Task description: Reproduce the entries verbatim, beginning at the start of the entries and stopping after the line that contains "contour-label: 339 [920, 493, 951, 512]". Include both ends.

____ Dataset records

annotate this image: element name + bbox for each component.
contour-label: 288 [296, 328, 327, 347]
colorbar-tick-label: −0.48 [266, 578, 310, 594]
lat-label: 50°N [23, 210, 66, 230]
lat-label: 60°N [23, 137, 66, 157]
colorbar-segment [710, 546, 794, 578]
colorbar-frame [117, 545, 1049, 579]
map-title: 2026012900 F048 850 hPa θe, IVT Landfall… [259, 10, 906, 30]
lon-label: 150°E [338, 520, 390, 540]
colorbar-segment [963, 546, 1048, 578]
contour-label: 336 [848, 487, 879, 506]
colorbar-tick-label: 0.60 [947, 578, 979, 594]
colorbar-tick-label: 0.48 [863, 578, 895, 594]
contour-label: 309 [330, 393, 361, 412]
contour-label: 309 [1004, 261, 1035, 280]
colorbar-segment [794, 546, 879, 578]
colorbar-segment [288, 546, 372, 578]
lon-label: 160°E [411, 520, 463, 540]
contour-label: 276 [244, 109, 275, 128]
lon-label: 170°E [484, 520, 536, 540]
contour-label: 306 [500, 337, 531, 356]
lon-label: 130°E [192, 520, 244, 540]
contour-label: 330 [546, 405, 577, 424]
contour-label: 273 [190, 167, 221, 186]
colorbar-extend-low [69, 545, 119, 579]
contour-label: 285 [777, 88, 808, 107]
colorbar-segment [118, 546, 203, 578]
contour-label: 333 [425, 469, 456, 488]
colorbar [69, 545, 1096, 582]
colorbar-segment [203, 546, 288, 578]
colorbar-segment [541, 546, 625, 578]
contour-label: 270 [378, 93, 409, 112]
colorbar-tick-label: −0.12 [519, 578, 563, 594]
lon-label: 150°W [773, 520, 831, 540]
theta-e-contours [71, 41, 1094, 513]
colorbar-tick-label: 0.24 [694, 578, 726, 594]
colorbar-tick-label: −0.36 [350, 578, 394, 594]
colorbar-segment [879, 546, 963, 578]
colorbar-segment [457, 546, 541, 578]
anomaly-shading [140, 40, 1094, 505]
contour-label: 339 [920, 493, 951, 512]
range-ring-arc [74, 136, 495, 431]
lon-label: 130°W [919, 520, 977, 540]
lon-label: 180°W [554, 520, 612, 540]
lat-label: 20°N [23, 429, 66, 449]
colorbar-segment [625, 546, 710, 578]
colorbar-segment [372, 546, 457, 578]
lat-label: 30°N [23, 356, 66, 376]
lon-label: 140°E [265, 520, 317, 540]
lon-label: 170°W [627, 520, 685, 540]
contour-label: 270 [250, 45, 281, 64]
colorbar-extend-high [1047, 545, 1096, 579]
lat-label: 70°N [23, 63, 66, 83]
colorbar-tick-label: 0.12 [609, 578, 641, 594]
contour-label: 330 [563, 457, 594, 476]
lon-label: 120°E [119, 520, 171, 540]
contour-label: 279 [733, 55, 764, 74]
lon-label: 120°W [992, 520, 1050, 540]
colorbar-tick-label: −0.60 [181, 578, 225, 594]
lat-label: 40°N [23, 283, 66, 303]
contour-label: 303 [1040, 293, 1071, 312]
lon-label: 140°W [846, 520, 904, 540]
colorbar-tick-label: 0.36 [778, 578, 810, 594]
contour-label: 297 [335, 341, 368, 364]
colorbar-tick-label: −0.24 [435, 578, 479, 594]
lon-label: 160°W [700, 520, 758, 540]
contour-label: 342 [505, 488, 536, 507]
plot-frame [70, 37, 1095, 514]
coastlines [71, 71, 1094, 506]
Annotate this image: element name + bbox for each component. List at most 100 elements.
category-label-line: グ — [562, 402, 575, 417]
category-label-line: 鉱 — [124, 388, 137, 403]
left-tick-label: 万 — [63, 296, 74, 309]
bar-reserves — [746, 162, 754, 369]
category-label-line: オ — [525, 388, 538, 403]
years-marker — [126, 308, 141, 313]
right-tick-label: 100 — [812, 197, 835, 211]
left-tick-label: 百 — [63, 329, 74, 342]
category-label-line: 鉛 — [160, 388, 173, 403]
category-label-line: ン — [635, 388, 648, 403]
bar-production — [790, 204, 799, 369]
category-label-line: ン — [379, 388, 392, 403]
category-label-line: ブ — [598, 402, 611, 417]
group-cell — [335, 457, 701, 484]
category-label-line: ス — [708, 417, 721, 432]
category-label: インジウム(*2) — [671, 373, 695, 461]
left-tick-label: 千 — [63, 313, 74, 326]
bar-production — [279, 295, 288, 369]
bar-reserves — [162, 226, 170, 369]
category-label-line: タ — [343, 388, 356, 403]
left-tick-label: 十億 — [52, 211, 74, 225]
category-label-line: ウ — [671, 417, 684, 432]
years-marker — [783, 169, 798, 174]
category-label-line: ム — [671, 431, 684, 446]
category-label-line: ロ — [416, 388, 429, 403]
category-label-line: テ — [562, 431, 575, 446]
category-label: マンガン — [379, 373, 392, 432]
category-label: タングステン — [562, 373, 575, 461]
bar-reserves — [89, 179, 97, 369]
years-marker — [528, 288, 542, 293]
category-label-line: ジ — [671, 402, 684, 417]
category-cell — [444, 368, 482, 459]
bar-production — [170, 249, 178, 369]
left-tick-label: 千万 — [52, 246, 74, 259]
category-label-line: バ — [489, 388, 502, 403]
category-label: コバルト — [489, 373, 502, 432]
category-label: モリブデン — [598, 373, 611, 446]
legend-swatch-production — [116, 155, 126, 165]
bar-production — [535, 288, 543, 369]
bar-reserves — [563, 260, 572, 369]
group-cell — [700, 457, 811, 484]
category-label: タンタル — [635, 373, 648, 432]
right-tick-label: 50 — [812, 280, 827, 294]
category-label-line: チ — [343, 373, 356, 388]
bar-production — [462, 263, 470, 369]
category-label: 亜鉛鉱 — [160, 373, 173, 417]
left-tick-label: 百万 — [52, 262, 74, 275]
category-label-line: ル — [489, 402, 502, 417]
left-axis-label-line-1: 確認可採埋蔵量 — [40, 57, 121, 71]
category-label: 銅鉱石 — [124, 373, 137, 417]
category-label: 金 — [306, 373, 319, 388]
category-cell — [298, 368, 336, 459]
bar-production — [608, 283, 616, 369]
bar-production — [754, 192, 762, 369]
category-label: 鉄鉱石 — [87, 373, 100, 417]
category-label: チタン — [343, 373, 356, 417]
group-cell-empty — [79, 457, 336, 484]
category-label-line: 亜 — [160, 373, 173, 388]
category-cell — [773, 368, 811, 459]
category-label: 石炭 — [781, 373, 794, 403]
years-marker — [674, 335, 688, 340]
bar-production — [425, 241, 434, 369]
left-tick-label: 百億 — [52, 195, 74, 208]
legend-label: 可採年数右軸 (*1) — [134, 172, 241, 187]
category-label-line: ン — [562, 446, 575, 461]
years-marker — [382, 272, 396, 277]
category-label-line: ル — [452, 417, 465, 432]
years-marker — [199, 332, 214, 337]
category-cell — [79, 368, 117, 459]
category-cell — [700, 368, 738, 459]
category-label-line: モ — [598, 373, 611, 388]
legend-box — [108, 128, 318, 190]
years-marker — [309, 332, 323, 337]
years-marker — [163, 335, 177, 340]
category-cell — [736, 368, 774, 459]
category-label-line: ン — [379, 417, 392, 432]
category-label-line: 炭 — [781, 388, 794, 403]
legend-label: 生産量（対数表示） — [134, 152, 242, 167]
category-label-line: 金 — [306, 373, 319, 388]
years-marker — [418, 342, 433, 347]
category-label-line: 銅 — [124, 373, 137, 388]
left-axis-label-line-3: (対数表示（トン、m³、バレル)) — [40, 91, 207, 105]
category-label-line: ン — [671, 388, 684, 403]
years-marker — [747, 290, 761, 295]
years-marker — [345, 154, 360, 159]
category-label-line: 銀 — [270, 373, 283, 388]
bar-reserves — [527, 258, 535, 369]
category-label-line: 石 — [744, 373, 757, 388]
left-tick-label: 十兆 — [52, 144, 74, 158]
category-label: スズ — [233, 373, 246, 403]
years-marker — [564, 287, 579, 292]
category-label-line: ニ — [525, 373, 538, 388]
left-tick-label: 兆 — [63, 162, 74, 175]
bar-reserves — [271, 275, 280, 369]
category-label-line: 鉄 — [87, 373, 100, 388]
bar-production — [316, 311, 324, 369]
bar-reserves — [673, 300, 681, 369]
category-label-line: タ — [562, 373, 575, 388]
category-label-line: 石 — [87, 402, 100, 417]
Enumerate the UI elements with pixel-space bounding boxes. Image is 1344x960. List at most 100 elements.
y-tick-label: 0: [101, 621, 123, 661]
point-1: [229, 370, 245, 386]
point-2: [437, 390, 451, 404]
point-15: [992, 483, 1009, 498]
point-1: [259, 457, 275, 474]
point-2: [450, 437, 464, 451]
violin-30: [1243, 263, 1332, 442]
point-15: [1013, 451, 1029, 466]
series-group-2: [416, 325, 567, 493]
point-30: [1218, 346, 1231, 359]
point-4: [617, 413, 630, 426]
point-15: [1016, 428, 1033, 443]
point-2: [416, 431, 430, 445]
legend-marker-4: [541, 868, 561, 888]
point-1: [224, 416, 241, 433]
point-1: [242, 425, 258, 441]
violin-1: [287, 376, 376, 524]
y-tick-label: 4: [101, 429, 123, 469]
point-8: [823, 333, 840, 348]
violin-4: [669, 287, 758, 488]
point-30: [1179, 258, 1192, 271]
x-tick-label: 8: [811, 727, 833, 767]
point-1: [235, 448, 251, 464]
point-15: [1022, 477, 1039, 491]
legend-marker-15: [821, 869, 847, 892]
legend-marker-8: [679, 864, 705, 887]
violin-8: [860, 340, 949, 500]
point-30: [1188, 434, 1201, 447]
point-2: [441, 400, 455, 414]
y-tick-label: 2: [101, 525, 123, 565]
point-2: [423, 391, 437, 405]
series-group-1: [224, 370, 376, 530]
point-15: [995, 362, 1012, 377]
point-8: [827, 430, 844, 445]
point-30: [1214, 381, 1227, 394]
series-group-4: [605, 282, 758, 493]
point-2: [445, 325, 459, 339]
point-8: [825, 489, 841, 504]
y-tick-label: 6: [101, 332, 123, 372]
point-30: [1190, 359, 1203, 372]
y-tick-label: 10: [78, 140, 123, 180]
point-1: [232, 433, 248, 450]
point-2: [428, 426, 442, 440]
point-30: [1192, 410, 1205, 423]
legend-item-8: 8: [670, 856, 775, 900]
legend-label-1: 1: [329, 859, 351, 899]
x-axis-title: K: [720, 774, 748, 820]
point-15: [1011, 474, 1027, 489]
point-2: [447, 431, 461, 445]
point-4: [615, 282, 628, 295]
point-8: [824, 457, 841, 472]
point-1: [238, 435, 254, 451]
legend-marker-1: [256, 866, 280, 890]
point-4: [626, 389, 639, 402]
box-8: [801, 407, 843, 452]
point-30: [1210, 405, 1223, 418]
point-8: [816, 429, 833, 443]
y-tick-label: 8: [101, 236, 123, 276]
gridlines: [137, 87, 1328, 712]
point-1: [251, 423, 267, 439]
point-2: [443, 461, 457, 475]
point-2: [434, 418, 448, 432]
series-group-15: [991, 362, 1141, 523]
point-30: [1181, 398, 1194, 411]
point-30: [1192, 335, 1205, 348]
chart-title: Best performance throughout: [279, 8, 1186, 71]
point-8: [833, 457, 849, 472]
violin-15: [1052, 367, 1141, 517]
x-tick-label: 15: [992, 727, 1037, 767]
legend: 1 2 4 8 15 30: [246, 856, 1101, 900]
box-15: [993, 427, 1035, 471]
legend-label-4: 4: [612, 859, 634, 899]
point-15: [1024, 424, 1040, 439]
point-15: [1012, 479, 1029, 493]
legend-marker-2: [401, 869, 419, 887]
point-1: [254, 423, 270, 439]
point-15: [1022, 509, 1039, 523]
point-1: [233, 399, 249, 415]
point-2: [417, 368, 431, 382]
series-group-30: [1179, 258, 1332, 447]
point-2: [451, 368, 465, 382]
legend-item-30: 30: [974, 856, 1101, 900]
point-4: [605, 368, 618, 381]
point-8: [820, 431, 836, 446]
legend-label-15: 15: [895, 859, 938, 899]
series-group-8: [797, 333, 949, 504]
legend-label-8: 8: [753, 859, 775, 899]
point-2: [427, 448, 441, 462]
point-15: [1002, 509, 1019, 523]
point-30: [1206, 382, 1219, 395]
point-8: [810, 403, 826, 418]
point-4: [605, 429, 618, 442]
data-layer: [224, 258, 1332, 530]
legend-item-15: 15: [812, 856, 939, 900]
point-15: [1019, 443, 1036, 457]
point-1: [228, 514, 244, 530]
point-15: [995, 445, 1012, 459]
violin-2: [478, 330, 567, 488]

________

Response for this exercise:
annotate this image: element name + bbox for each component.
contour-label: 288 [296, 328, 327, 347]
colorbar-tick-label: −0.48 [266, 578, 310, 594]
lat-label: 50°N [23, 210, 66, 230]
lat-label: 60°N [23, 137, 66, 157]
colorbar-segment [710, 546, 794, 578]
colorbar-frame [117, 545, 1049, 579]
map-title: 2026012900 F048 850 hPa θe, IVT Landfall… [259, 10, 906, 30]
lon-label: 150°E [338, 520, 390, 540]
colorbar-segment [963, 546, 1048, 578]
contour-label: 336 [848, 487, 879, 506]
colorbar-tick-label: 0.60 [947, 578, 979, 594]
colorbar-tick-label: 0.48 [863, 578, 895, 594]
contour-label: 309 [330, 393, 361, 412]
contour-label: 309 [1004, 261, 1035, 280]
colorbar-segment [794, 546, 879, 578]
colorbar-segment [288, 546, 372, 578]
lon-label: 160°E [411, 520, 463, 540]
contour-label: 276 [244, 109, 275, 128]
lon-label: 170°E [484, 520, 536, 540]
contour-label: 306 [500, 337, 531, 356]
lon-label: 130°E [192, 520, 244, 540]
contour-label: 330 [546, 405, 577, 424]
contour-label: 273 [190, 167, 221, 186]
colorbar-extend-low [69, 545, 119, 579]
contour-label: 285 [777, 88, 808, 107]
colorbar-segment [118, 546, 203, 578]
contour-label: 333 [425, 469, 456, 488]
colorbar [69, 545, 1096, 582]
colorbar-segment [203, 546, 288, 578]
colorbar-segment [541, 546, 625, 578]
contour-label: 270 [378, 93, 409, 112]
colorbar-tick-label: −0.12 [519, 578, 563, 594]
lon-label: 150°W [773, 520, 831, 540]
theta-e-contours [71, 41, 1094, 513]
colorbar-tick-label: 0.24 [694, 578, 726, 594]
colorbar-tick-label: −0.36 [350, 578, 394, 594]
colorbar-segment [879, 546, 963, 578]
colorbar-segment [457, 546, 541, 578]
anomaly-shading [140, 40, 1094, 505]
contour-label: 339 [920, 493, 951, 512]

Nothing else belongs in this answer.